● **EXERCISE PROMPT**
Output the records exactly as they appear, with no pictures included.

● **LISTED RECORDS**
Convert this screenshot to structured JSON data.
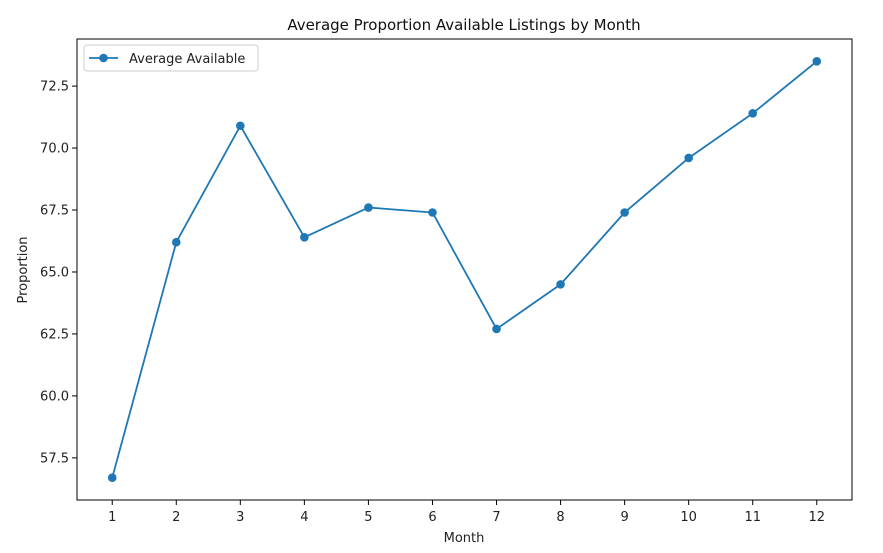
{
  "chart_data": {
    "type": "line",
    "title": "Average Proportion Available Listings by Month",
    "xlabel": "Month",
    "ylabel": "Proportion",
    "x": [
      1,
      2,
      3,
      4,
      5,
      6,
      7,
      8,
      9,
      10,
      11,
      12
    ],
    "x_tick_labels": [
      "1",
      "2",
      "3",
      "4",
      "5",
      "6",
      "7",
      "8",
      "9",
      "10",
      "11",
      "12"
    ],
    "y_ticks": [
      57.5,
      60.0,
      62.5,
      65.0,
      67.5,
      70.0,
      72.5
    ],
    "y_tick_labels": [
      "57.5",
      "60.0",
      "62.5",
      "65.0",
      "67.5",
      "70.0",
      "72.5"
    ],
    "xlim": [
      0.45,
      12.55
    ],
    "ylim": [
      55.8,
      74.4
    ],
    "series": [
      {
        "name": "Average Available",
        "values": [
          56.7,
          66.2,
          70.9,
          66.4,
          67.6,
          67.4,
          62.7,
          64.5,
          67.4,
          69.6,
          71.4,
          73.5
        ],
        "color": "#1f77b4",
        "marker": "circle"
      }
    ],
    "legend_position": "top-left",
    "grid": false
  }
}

● **TASK RESULT**
Convert this screenshot to structured JSON data.
{
  "chart_data": {
    "type": "line",
    "title": "Average Proportion Available Listings by Month",
    "xlabel": "Month",
    "ylabel": "Proportion",
    "x": [
      1,
      2,
      3,
      4,
      5,
      6,
      7,
      8,
      9,
      10,
      11,
      12
    ],
    "x_tick_labels": [
      "1",
      "2",
      "3",
      "4",
      "5",
      "6",
      "7",
      "8",
      "9",
      "10",
      "11",
      "12"
    ],
    "y_ticks": [
      57.5,
      60.0,
      62.5,
      65.0,
      67.5,
      70.0,
      72.5
    ],
    "y_tick_labels": [
      "57.5",
      "60.0",
      "62.5",
      "65.0",
      "67.5",
      "70.0",
      "72.5"
    ],
    "xlim": [
      0.45,
      12.55
    ],
    "ylim": [
      55.8,
      74.4
    ],
    "series": [
      {
        "name": "Average Available",
        "values": [
          56.7,
          66.2,
          70.9,
          66.4,
          67.6,
          67.4,
          62.7,
          64.5,
          67.4,
          69.6,
          71.4,
          73.5
        ],
        "color": "#1f77b4",
        "marker": "circle"
      }
    ],
    "legend_position": "top-left",
    "grid": false
  }
}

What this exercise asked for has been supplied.